Change the port on the switch you are using AND change the network cable.

You need to find out where you are losing the packets. Run a traceroute to 8.8.8.8 and then run pings to each address on the way - see if that indicates anything.

3 Likes

Adding the router and internet variables is not smart.

Ping your LOCAL NETWORK.

Both, the router and another machine. Go from there.

1 Like

Thanks for the suggestions so far. Unfortunately I haven’t uncovered anything new.

I swapped out the ethernet cable, and moved it to a different port on my main switch (Ubiquiti Pro Max 16, which is then plugged into my UCG Max). There doesn’t seem to be any difference.

Running a ping to my gateway (192.168.50.1) for 4 hours produced zero packet loss. Similarly pinging my personal PC (50.100) for an hour produced zero packet loss.

It appears that it’s only packets destined for the internet that are getting lost.

When the connection is working, a traceroute to 8.8.8.8 almost instantly gets there over 7-8 hops.

When the connection is down, there are no hops whatsoever. Just several rows of three asterisks.

Have I made some silly mistake in my TrueNAS network configuration? Here’s what mine looks like:

Or maybe my Ubiquiti is somehow sending my packets into the abyss?

Given that when booting Fedora, pings to everywhere seem to work so it’s hard for me to think it’s a hardware issue.

System specs and network specs are needed…

System specs aren’t beefy, but have served my purpose for around 8 years now.

Server

  • CPU: i3-6100
  • Motherboard: Supermicro X11SSL-cf
  • RAM: 16 GB (Kingston ECC 2133 MT/s; 2 x 8GB)
  • HD: 6 x 8 TB WD Red Plus (connected via Sas
  • SSD: 16 GB Supermicro SuperDOM (on which TrueNAS is installed)
  • PSU: EVGA Supernova 550 G2
  • GPU: Intel Arc 380 (for transcoding Jellyfin)

Network

  • Ubiquiti Cloud Gateway Max
  • Ubiquiti Pro Max 16 PoE
  • Server is connected to the Pro Max 16 via Cat 6
  • Pro Max 16 is connected to the CGM via Cat 6

Not sure if I recall accurately, but I don’t recall these network issues more than a year ago.

NIC speed to Ubiquity
Ubiquity speed to Internet.

I’d check whether ubuiquity see the p[acket rates or losses that the TrueNAS sees.

My networking and server knowledge is intermediate at best, so I’m trying my best to follow what you’re saying.

I used the built-in Packet Capture tool on my Ubiquiti device to log 30 seconds of traffic. I downloaded the file, then imported the captured data into Wireshark.

While the capture was running, I ran a ping to 1.1.1.1 (Cloudflare) for the full 30 seconds.

Here’s the result from TrueNAS. If I’m reading this correctly, I believe the request is not making it about half the time (failed requests in purple).

But after booting the server via a Fedora USB drive, and doing the exact same capture steps as above, everything works fine:

I don’t fully understand what this tells me, but I find it very odd that Fedora works fine, and TrueNAS does not on the same hardware. What am I missing?

EXTRACTED ENTRIES:

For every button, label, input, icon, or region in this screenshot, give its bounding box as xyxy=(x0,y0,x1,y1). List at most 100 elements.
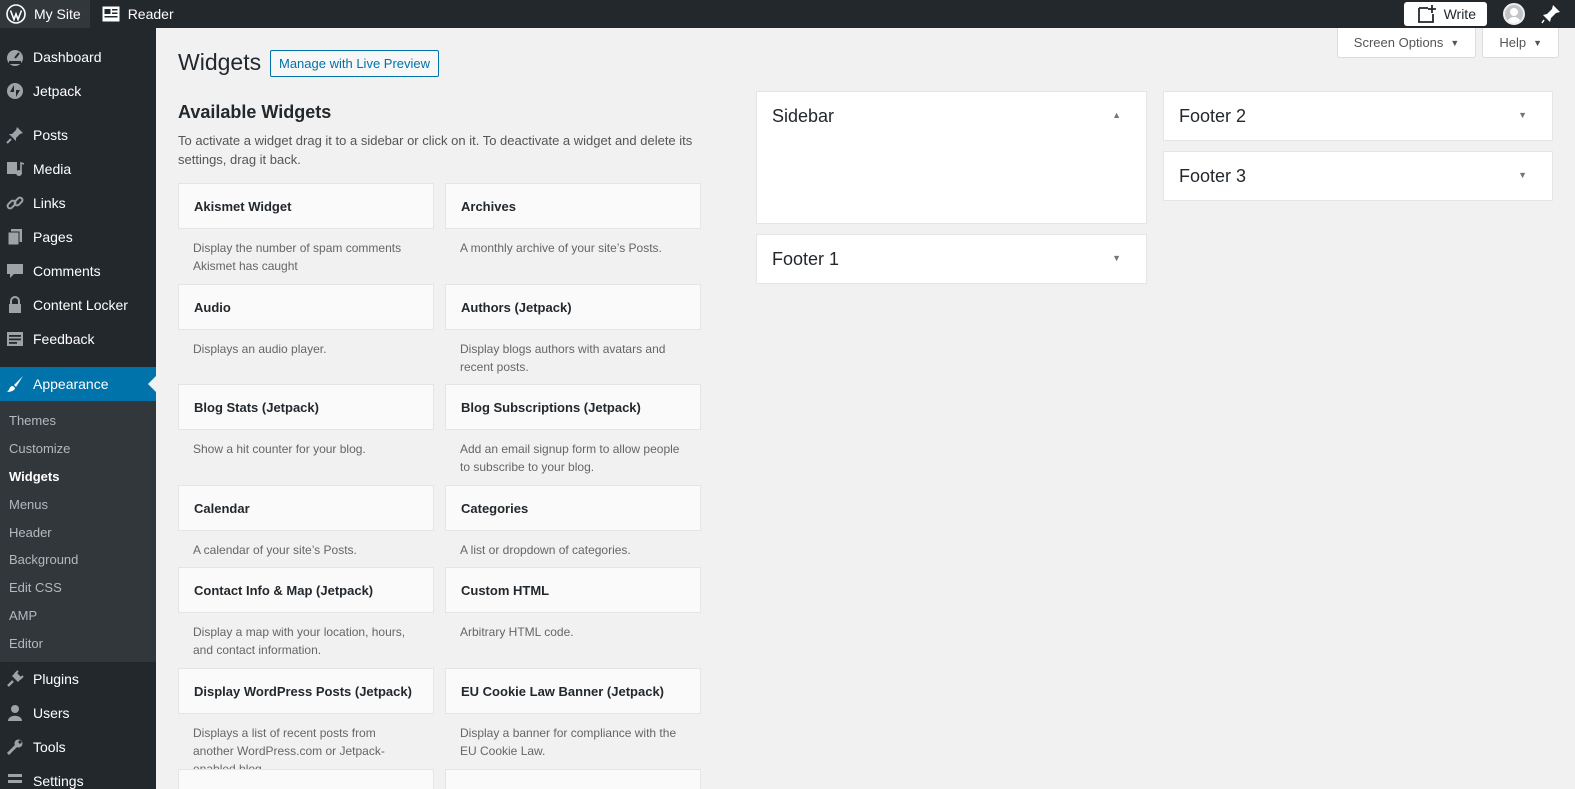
submenu-item-widgets[interactable]: Widgets xyxy=(0,463,156,491)
sidebar-item-pages[interactable]: Pages xyxy=(0,220,156,254)
widget-description: Arbitrary HTML code. xyxy=(460,625,574,639)
widget-area-header[interactable]: Footer 3 ▼ xyxy=(1164,152,1552,200)
my-site-link[interactable]: My Site xyxy=(0,0,90,28)
widget-title[interactable]: Authors (Jetpack) xyxy=(445,284,701,330)
widget-audio[interactable]: Audio Displays an audio player. xyxy=(178,284,434,358)
submenu-item-edit-css[interactable]: Edit CSS xyxy=(0,574,156,602)
widget-blog-subscriptions[interactable]: Blog Subscriptions (Jetpack) Add an emai… xyxy=(445,384,701,476)
sidebar-item-tools[interactable]: Tools xyxy=(0,730,156,764)
widget-description: Show a hit counter for your blog. xyxy=(193,442,366,456)
widget-area-footer-3[interactable]: Footer 3 ▼ xyxy=(1163,151,1553,201)
screen-meta-links: Screen Options ▼ Help ▼ xyxy=(1336,28,1575,58)
widget-calendar[interactable]: Calendar A calendar of your site’s Posts… xyxy=(178,485,434,559)
sidebar-item-feedback[interactable]: Feedback xyxy=(0,322,156,356)
widget-description: A calendar of your site’s Posts. xyxy=(193,543,357,557)
notifications-bell-icon[interactable] xyxy=(1541,4,1561,24)
widget-title[interactable]: Categories xyxy=(445,485,701,531)
sidebar-item-label: Pages xyxy=(33,229,73,245)
widget-area-header[interactable]: Footer 1 ▼ xyxy=(757,235,1146,283)
submenu-item-amp[interactable]: AMP xyxy=(0,602,156,630)
expand-arrow-icon[interactable]: ▼ xyxy=(1518,110,1527,120)
submenu-item-themes[interactable]: Themes xyxy=(0,407,156,435)
sidebar-item-dashboard[interactable]: Dashboard xyxy=(0,40,156,74)
user-avatar[interactable] xyxy=(1503,3,1525,25)
sidebar-item-label: Users xyxy=(33,705,70,722)
widget-partial[interactable] xyxy=(178,769,434,789)
widget-contact-info[interactable]: Contact Info & Map (Jetpack) Display a m… xyxy=(178,567,434,659)
widget-title[interactable]: Blog Stats (Jetpack) xyxy=(178,384,434,430)
expand-arrow-icon[interactable]: ▼ xyxy=(1518,170,1527,180)
collapse-arrow-icon[interactable]: ▲ xyxy=(1112,110,1121,120)
plugin-icon xyxy=(6,670,24,688)
sidebar-item-users[interactable]: Users xyxy=(0,696,156,730)
sidebar-item-label: Plugins xyxy=(33,671,79,688)
widget-title[interactable]: Custom HTML xyxy=(445,567,701,613)
media-icon xyxy=(6,160,24,178)
widget-area-header[interactable]: Footer 2 ▼ xyxy=(1164,92,1552,140)
my-site-label: My Site xyxy=(34,6,81,22)
sidebar-item-label: Jetpack xyxy=(33,83,82,99)
sidebar-item-posts[interactable]: Posts xyxy=(0,118,156,152)
submenu-item-editor[interactable]: Editor xyxy=(0,629,156,657)
settings-icon xyxy=(6,772,24,789)
write-label: Write xyxy=(1443,6,1476,22)
widget-area-footer-1[interactable]: Footer 1 ▼ xyxy=(756,234,1147,284)
widget-custom-html[interactable]: Custom HTML Arbitrary HTML code. xyxy=(445,567,701,641)
reader-icon xyxy=(102,6,120,22)
widget-title[interactable]: Audio xyxy=(178,284,434,330)
sidebar-item-appearance[interactable]: Appearance xyxy=(0,367,156,401)
lock-icon xyxy=(6,296,24,314)
submenu-item-background[interactable]: Background xyxy=(0,546,156,574)
widget-title[interactable]: Calendar xyxy=(178,485,434,531)
comment-icon xyxy=(6,262,24,280)
sidebar-item-comments[interactable]: Comments xyxy=(0,254,156,288)
sidebar-item-plugins[interactable]: Plugins xyxy=(0,662,156,696)
help-button[interactable]: Help ▼ xyxy=(1482,28,1559,58)
submenu-item-header[interactable]: Header xyxy=(0,518,156,546)
manage-live-preview-button[interactable]: Manage with Live Preview xyxy=(270,50,440,77)
widget-description: Display the number of spam comments Akis… xyxy=(193,241,402,273)
reader-link[interactable]: Reader xyxy=(90,0,182,28)
widget-akismet[interactable]: Akismet Widget Display the number of spa… xyxy=(178,183,434,275)
widget-title[interactable]: Blog Subscriptions (Jetpack) xyxy=(445,384,701,430)
jetpack-icon xyxy=(6,82,24,100)
widget-title[interactable]: Archives xyxy=(445,183,701,229)
write-button[interactable]: Write xyxy=(1403,2,1487,26)
widget-categories[interactable]: Categories A list or dropdown of categor… xyxy=(445,485,701,559)
widget-title[interactable] xyxy=(445,769,701,789)
user-icon xyxy=(6,704,24,722)
sidebar-item-links[interactable]: Links xyxy=(0,186,156,220)
widget-title[interactable]: EU Cookie Law Banner (Jetpack) xyxy=(445,668,701,714)
submenu-item-customize[interactable]: Customize xyxy=(0,435,156,463)
widget-partial[interactable] xyxy=(445,769,701,789)
submenu-item-menus[interactable]: Menus xyxy=(0,490,156,518)
widget-title[interactable] xyxy=(178,769,434,789)
screen-options-label: Screen Options xyxy=(1353,35,1444,50)
main-content: Screen Options ▼ Help ▼ Widgets Manage w… xyxy=(156,28,1575,789)
widget-authors[interactable]: Authors (Jetpack) Display blogs authors … xyxy=(445,284,701,376)
widget-area-header[interactable]: Sidebar ▲ xyxy=(757,92,1146,140)
widget-area-footer-2[interactable]: Footer 2 ▼ xyxy=(1163,91,1553,141)
sidebar-item-content-locker[interactable]: Content Locker xyxy=(0,288,156,322)
widget-display-wordpress-posts[interactable]: Display WordPress Posts (Jetpack) Displa… xyxy=(178,668,434,778)
widget-area-title: Footer 2 xyxy=(1179,105,1247,126)
sidebar-item-label: Appearance xyxy=(33,376,109,392)
widget-title[interactable]: Display WordPress Posts (Jetpack) xyxy=(178,668,434,714)
expand-arrow-icon[interactable]: ▼ xyxy=(1112,253,1121,263)
widget-eu-cookie-law[interactable]: EU Cookie Law Banner (Jetpack) Display a… xyxy=(445,668,701,760)
widget-blog-stats[interactable]: Blog Stats (Jetpack) Show a hit counter … xyxy=(178,384,434,458)
sidebar-item-label: Settings xyxy=(33,773,84,789)
page-title: Widgets xyxy=(178,49,262,75)
appearance-submenu: Themes Customize Widgets Menus Header Ba… xyxy=(0,401,156,663)
widget-title[interactable]: Contact Info & Map (Jetpack) xyxy=(178,567,434,613)
sidebar-item-settings[interactable]: Settings xyxy=(0,764,156,789)
new-post-icon xyxy=(1417,5,1436,23)
screen-options-button[interactable]: Screen Options ▼ xyxy=(1336,28,1477,58)
sidebar-item-media[interactable]: Media xyxy=(0,152,156,186)
sidebar-item-jetpack[interactable]: Jetpack xyxy=(0,74,156,108)
widget-title[interactable]: Akismet Widget xyxy=(178,183,434,229)
sidebar-item-label: Comments xyxy=(33,263,101,279)
widget-archives[interactable]: Archives A monthly archive of your site’… xyxy=(445,183,701,257)
admin-bar: My Site Reader Write xyxy=(0,0,1575,28)
widget-area-sidebar[interactable]: Sidebar ▲ xyxy=(756,91,1147,224)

GIVEN TASK: Please transcribe the passage of the network troubleshooting thread above between "Not sure if" and "what you’re saying.", inclusive.

RESPONSE FOR THIS EXERCISE:
Not sure if I recall accurately, but I don’t recall these network issues more than a year ago.

NIC speed to Ubiquity
Ubiquity speed to Internet.

I’d check whether ubuiquity see the p[acket rates or losses that the TrueNAS sees.

My networking and server knowledge is intermediate at best, so I’m trying my best to follow what you’re saying.